**WHAT THE TASK REQUIRES:**
Without the images, print all the entries below exactly as given.

**Dataset listings of figures:**
★ ★ ★ ★ ★
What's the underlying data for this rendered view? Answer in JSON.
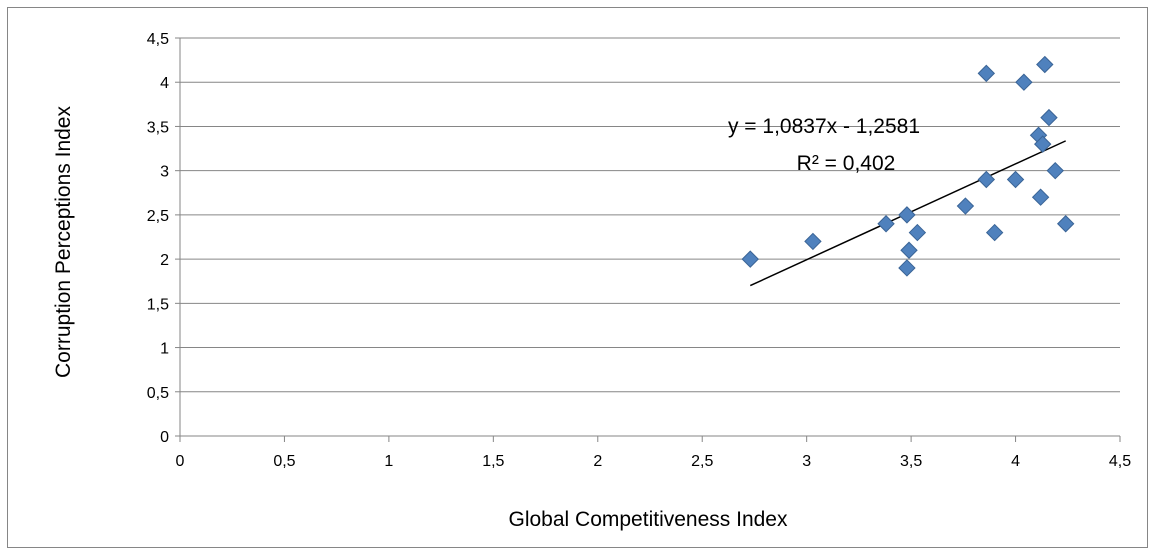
{
  "chart_data": {
    "type": "scatter",
    "xlabel": "Global Competitiveness Index",
    "ylabel": "Corruption Perceptions Index",
    "xlim": [
      0,
      4.5
    ],
    "ylim": [
      0,
      4.5
    ],
    "xticks": [
      "0",
      "0,5",
      "1",
      "1,5",
      "2",
      "2,5",
      "3",
      "3,5",
      "4",
      "4,5"
    ],
    "yticks": [
      "0",
      "0,5",
      "1",
      "1,5",
      "2",
      "2,5",
      "3",
      "3,5",
      "4",
      "4,5"
    ],
    "grid": "horizontal",
    "marker_color": "#4f81bd",
    "marker_edge": "#3a6496",
    "points": [
      {
        "x": 2.73,
        "y": 2.0
      },
      {
        "x": 3.03,
        "y": 2.2
      },
      {
        "x": 3.38,
        "y": 2.4
      },
      {
        "x": 3.48,
        "y": 2.5
      },
      {
        "x": 3.49,
        "y": 2.1
      },
      {
        "x": 3.48,
        "y": 1.9
      },
      {
        "x": 3.53,
        "y": 2.3
      },
      {
        "x": 3.76,
        "y": 2.6
      },
      {
        "x": 3.86,
        "y": 2.9
      },
      {
        "x": 3.86,
        "y": 4.1
      },
      {
        "x": 3.9,
        "y": 2.3
      },
      {
        "x": 4.0,
        "y": 2.9
      },
      {
        "x": 4.04,
        "y": 4.0
      },
      {
        "x": 4.11,
        "y": 3.4
      },
      {
        "x": 4.12,
        "y": 2.7
      },
      {
        "x": 4.13,
        "y": 3.3
      },
      {
        "x": 4.14,
        "y": 4.2
      },
      {
        "x": 4.16,
        "y": 3.6
      },
      {
        "x": 4.19,
        "y": 3.0
      },
      {
        "x": 4.24,
        "y": 2.4
      }
    ],
    "trendline": {
      "slope": 1.0837,
      "intercept": -1.2581,
      "x_range": [
        2.73,
        4.24
      ],
      "equation": "y = 1,0837x - 1,2581",
      "r_squared": "R² = 0,402"
    }
  }
}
★ ★ ★ ★ ★
**RESULT:**
What's the underlying data for this rendered view? Answer in JSON.
{
  "chart_data": {
    "type": "scatter",
    "xlabel": "Global Competitiveness Index",
    "ylabel": "Corruption Perceptions Index",
    "xlim": [
      0,
      4.5
    ],
    "ylim": [
      0,
      4.5
    ],
    "xticks": [
      "0",
      "0,5",
      "1",
      "1,5",
      "2",
      "2,5",
      "3",
      "3,5",
      "4",
      "4,5"
    ],
    "yticks": [
      "0",
      "0,5",
      "1",
      "1,5",
      "2",
      "2,5",
      "3",
      "3,5",
      "4",
      "4,5"
    ],
    "grid": "horizontal",
    "marker_color": "#4f81bd",
    "marker_edge": "#3a6496",
    "points": [
      {
        "x": 2.73,
        "y": 2.0
      },
      {
        "x": 3.03,
        "y": 2.2
      },
      {
        "x": 3.38,
        "y": 2.4
      },
      {
        "x": 3.48,
        "y": 2.5
      },
      {
        "x": 3.49,
        "y": 2.1
      },
      {
        "x": 3.48,
        "y": 1.9
      },
      {
        "x": 3.53,
        "y": 2.3
      },
      {
        "x": 3.76,
        "y": 2.6
      },
      {
        "x": 3.86,
        "y": 2.9
      },
      {
        "x": 3.86,
        "y": 4.1
      },
      {
        "x": 3.9,
        "y": 2.3
      },
      {
        "x": 4.0,
        "y": 2.9
      },
      {
        "x": 4.04,
        "y": 4.0
      },
      {
        "x": 4.11,
        "y": 3.4
      },
      {
        "x": 4.12,
        "y": 2.7
      },
      {
        "x": 4.13,
        "y": 3.3
      },
      {
        "x": 4.14,
        "y": 4.2
      },
      {
        "x": 4.16,
        "y": 3.6
      },
      {
        "x": 4.19,
        "y": 3.0
      },
      {
        "x": 4.24,
        "y": 2.4
      }
    ],
    "trendline": {
      "slope": 1.0837,
      "intercept": -1.2581,
      "x_range": [
        2.73,
        4.24
      ],
      "equation": "y = 1,0837x - 1,2581",
      "r_squared": "R² = 0,402"
    }
  }
}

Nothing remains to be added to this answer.